▶ **Document passage**:

12 comments:

  1. I have been surprised at the lack so far of CoronaVirus in homeless in the US, but it may have been due to the lack of testing.

    An amazing video - Seattle is Dying
    https://komonews.com/news/local/komo-news-special-seattle-is-dying
    Or on Youtube with 5.6 Million Views:
    https://www.youtube.com/watch?v=bpAi70WWBlw

    And more on the amount of Homeless with Mental Health and Addiction Issues:
    https://www.city-journal.org/progressive-narrative-on-homelessness

    And it appears that CoronaVirus can be spread thru fecal material.
    https://www.news-medical.net/news/20200305/Gastrointestinal-manifestations-and-fecal-oral-transmission-of-novel-coronavirus.aspx

    ReplyDelete
    Replies
    1. Ray,

      Thanks for the "Seattle is Dying" link. I'm watching it as time allows. As I have posted before, I have a brother with severe mental illness so this resonates with me.

      It's a national disgrace that we don't muster the American will to address this. Some people simply should be in mental institutions. Liberals talk about red flag laws, which they want to impose on conservatives. But men who really need our help are treated as refuge.

      I read a liberal website that panned the piece because it appears on a Sinclair-owned station. (For those of you not in the know, Sinclair is a right-leaning media conglomerate.)

      Liberals have a strange sense of compassion. "I don't want to get personally involved, but I am very good at virtue signalling and blaming others", sums it up.

      Delete
  2. Perhaps, but I'm speedballing here, the homeless have a protection the rest of us don't--they exist in a form of social isolation. It's not as if their lives regularly interact with globetrotting folks who've picked up the WuFlu in their travels.

    There's an anti-hygiene aspect to contagion. The homeless live in a world filled with competing germs everywhere. The more hygienic world the rest of us live in is a veritable petrie dish for growing bacteria and viruses--the reason hospital-borne infections are so dangerous.

    Of course, the homeless have the problem of being far more health compromised than the rest of us, living as they do in such foul conditions, and obtaining little direct health care.

    ReplyDelete
    Replies
    1. So maybe the "homeless" are human rats, impervious to the diseases they spread? Cool.

(Structured page parsing data)
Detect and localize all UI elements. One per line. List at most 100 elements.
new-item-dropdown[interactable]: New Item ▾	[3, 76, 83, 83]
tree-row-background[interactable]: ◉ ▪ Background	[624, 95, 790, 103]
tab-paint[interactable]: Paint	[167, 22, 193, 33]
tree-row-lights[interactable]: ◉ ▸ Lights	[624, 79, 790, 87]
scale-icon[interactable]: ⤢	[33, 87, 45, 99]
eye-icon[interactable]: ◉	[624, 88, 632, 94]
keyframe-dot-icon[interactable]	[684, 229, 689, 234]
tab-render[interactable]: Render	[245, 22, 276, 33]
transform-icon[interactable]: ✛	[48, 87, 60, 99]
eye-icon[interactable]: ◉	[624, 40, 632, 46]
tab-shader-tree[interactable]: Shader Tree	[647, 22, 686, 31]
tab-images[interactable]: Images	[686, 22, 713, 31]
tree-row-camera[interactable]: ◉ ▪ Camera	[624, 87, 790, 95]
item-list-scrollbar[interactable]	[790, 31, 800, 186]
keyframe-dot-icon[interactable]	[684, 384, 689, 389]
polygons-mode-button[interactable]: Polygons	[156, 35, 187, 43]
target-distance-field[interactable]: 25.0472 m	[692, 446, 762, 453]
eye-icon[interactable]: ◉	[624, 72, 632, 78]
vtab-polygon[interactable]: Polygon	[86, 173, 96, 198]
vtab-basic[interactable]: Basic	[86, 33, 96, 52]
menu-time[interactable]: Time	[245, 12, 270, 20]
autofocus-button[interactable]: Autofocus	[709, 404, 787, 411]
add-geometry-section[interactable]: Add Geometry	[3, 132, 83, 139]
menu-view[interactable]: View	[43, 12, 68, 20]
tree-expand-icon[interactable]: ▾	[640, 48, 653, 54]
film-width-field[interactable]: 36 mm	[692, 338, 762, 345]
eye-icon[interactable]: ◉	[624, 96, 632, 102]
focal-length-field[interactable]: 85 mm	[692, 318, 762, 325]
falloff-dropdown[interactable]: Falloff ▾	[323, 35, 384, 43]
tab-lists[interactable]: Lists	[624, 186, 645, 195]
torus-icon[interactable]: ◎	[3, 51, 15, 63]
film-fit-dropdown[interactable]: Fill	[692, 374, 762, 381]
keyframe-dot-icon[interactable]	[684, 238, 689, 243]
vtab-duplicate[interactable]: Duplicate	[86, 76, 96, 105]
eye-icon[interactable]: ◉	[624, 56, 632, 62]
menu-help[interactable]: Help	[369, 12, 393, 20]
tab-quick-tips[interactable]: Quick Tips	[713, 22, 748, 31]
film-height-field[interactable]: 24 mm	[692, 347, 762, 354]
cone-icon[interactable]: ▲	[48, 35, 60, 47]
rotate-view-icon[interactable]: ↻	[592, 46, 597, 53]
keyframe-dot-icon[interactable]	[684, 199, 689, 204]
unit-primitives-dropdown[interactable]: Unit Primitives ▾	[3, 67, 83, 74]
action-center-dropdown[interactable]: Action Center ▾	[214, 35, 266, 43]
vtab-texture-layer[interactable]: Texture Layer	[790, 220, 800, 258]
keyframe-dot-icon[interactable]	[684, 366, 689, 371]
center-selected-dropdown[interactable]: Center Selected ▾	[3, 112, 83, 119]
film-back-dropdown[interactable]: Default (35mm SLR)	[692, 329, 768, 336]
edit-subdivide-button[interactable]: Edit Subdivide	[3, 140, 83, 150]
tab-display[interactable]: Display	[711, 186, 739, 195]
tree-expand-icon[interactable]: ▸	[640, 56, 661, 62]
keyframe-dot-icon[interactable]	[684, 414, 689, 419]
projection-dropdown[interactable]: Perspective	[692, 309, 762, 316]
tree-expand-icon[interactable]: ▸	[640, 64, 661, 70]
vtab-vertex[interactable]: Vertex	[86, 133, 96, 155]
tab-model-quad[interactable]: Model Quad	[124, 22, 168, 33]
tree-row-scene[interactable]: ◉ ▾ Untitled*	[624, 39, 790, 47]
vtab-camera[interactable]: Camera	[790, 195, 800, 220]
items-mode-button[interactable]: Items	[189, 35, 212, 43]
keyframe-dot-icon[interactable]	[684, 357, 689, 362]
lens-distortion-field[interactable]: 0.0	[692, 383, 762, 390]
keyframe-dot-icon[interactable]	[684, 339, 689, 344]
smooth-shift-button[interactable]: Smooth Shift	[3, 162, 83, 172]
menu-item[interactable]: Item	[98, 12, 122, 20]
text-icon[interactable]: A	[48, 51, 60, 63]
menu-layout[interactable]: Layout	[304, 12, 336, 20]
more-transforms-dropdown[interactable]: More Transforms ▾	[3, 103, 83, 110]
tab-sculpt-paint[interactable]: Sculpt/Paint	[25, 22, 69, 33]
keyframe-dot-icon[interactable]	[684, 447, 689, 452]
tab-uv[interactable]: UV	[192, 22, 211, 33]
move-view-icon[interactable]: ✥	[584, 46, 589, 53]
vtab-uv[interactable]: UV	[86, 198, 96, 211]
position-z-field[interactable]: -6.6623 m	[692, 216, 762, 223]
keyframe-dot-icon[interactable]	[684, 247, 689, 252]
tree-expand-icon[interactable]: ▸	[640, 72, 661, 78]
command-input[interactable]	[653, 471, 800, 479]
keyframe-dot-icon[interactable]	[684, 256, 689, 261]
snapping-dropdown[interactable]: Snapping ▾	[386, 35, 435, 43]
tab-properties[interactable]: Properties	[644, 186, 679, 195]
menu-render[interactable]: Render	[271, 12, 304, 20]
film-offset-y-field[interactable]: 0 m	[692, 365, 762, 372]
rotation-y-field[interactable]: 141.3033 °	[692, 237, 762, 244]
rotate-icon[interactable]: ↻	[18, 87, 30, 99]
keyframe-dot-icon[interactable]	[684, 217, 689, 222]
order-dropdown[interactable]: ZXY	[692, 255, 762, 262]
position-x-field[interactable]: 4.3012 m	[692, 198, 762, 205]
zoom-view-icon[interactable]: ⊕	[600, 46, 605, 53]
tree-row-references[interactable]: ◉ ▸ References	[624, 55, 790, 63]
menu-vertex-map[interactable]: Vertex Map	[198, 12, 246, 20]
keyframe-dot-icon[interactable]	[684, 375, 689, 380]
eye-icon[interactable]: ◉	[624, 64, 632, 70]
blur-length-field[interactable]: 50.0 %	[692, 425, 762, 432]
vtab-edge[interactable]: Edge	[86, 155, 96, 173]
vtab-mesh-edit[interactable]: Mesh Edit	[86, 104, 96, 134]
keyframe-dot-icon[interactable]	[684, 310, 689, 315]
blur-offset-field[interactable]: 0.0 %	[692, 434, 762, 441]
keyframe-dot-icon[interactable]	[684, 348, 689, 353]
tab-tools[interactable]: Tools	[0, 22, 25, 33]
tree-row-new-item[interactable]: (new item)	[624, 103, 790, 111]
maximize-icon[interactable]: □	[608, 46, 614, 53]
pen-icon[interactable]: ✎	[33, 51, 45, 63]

▶ **What you need to do**:
**A)** In the comment thread on homelessness and the coronavirus, condense the paragraph beginning "There's an anti-hygiene aspect to contagion" into a single shorter sentence that keeps its main points.
**B)** Translate this sentence from the comment thread into Spanish: "The homeless live in a world filled with competing germs everywhere."
**C)** Extend the comment thread on homelessness and the coronavirus with a further reply that follows on from its final comment.
None of the items are needed for these tasks.

▶ **Answers to each task**:
**A)** The homeless live among competing germs everywhere, while the more hygienic world of everyone else serves as a breeding ground for bacteria and viruses, which is why hospital-borne infections are so dangerous.

**B)** Las personas sin hogar viven en un mundo lleno de gérmenes que compiten por todas partes.

**C)**
      Another happy thought: I finally realized that compared to the seasonal flu which hits me every year, COVID-19 is 4 times more contagious and 40 times more deadly. FORTY. I'm not looking forward to getting it.

      Delete
  3. Interesting. I'm fascinated by the 20th century. My parent's home was built in 1923 and came with a sleeping porch. It was removed somewhere between 1959 and 1964 by the prior homeowners, so the house timeline up perfectly with the open-air therapy.

    I did a lot of research and sleeping porches were touted for their healthfulness, as was breathing in the fresh country air. And, just as interesting, off of the dining room, was a sun room.

    I was doubtful about those initial claims at the time I read the advertisements for homes for sale in the 1920s.

    Now it looks like I sold them short.

    ReplyDelete
    Replies
    1. Mom's (she is 90) family slept in the park on hot nights in June, July and August when she a child. Others did the same.

      A/C is a great thing but there is a trade-off. I feel the same about electric lights. I'm glad to have them but we have lost the beauty of the night sky.

      Delete
    2. I avoid using A/C except in extreme heat. Otherwise, I open windows and use fans.

      Delete
    3. My coworker told me that he rarely uses A/C. He has an attic fan and opens windows.

      Delete
  4. https://www.thenewstribune.com/news/coronavirus/article241284591.html

    And the idiots are not testing possibly infected, since they have no symptoms.